_Given records_
============

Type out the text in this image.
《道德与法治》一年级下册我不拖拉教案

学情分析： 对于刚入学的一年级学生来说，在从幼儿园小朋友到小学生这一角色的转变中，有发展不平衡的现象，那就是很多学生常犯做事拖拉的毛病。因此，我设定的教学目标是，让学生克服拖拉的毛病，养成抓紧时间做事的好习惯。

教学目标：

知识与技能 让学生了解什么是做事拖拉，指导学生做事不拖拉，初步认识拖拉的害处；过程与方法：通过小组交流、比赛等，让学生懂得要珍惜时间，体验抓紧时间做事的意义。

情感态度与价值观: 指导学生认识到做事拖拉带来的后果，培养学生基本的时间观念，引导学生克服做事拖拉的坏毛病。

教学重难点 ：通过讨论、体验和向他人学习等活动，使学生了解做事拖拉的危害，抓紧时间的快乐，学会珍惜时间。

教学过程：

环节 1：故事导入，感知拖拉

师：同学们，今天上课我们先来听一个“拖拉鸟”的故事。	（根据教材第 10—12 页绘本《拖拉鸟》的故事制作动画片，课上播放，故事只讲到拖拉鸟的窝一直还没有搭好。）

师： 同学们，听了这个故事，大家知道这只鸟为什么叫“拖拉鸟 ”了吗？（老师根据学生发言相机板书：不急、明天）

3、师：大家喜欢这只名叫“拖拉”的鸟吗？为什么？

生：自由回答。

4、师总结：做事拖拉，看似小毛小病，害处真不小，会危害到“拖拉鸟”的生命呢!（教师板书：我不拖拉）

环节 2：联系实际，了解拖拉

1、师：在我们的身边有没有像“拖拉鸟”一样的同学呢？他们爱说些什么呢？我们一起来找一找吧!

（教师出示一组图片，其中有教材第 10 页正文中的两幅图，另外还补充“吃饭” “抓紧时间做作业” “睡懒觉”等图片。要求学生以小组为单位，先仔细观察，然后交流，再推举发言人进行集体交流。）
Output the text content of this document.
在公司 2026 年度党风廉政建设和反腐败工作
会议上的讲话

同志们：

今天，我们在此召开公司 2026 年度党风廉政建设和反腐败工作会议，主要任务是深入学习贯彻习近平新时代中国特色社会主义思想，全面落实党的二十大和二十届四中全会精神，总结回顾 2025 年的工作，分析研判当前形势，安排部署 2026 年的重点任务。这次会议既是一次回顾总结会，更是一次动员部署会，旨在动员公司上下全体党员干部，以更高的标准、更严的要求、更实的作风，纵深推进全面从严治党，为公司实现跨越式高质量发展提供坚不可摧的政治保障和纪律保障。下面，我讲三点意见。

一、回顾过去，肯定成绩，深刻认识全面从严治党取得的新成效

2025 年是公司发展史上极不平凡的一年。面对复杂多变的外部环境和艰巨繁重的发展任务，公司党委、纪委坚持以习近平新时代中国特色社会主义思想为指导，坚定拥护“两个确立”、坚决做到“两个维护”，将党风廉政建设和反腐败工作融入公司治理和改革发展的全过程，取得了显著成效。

============

_What you should do_
Take the listing above and set it down exactly.

_Expected answer_
Type out the text in this image.
《道德与法治》一年级下册我不拖拉教案

学情分析： 对于刚入学的一年级学生来说，在从幼儿园小朋友到小学生这一角色的转变中，有发展不平衡的现象，那就是很多学生常犯做事拖拉的毛病。因此，我设定的教学目标是，让学生克服拖拉的毛病，养成抓紧时间做事的好习惯。

教学目标：

知识与技能 让学生了解什么是做事拖拉，指导学生做事不拖拉，初步认识拖拉的害处；过程与方法：通过小组交流、比赛等，让学生懂得要珍惜时间，体验抓紧时间做事的意义。

情感态度与价值观: 指导学生认识到做事拖拉带来的后果，培养学生基本的时间观念，引导学生克服做事拖拉的坏毛病。

教学重难点 ：通过讨论、体验和向他人学习等活动，使学生了解做事拖拉的危害，抓紧时间的快乐，学会珍惜时间。

教学过程：

环节 1：故事导入，感知拖拉

师：同学们，今天上课我们先来听一个“拖拉鸟”的故事。	（根据教材第 10—12 页绘本《拖拉鸟》的故事制作动画片，课上播放，故事只讲到拖拉鸟的窝一直还没有搭好。）

师： 同学们，听了这个故事，大家知道这只鸟为什么叫“拖拉鸟 ”了吗？（老师根据学生发言相机板书：不急、明天）

3、师：大家喜欢这只名叫“拖拉”的鸟吗？为什么？

生：自由回答。

4、师总结：做事拖拉，看似小毛小病，害处真不小，会危害到“拖拉鸟”的生命呢!（教师板书：我不拖拉）

环节 2：联系实际，了解拖拉

1、师：在我们的身边有没有像“拖拉鸟”一样的同学呢？他们爱说些什么呢？我们一起来找一找吧!

（教师出示一组图片，其中有教材第 10 页正文中的两幅图，另外还补充“吃饭” “抓紧时间做作业” “睡懒觉”等图片。要求学生以小组为单位，先仔细观察，然后交流，再推举发言人进行集体交流。）
Output the text content of this document.
在公司 2026 年度党风廉政建设和反腐败工作
会议上的讲话

同志们：

今天，我们在此召开公司 2026 年度党风廉政建设和反腐败工作会议，主要任务是深入学习贯彻习近平新时代中国特色社会主义思想，全面落实党的二十大和二十届四中全会精神，总结回顾 2025 年的工作，分析研判当前形势，安排部署 2026 年的重点任务。这次会议既是一次回顾总结会，更是一次动员部署会，旨在动员公司上下全体党员干部，以更高的标准、更严的要求、更实的作风，纵深推进全面从严治党，为公司实现跨越式高质量发展提供坚不可摧的政治保障和纪律保障。下面，我讲三点意见。

一、回顾过去，肯定成绩，深刻认识全面从严治党取得的新成效

2025 年是公司发展史上极不平凡的一年。面对复杂多变的外部环境和艰巨繁重的发展任务，公司党委、纪委坚持以习近平新时代中国特色社会主义思想为指导，坚定拥护“两个确立”、坚决做到“两个维护”，将党风廉政建设和反腐败工作融入公司治理和改革发展的全过程，取得了显著成效。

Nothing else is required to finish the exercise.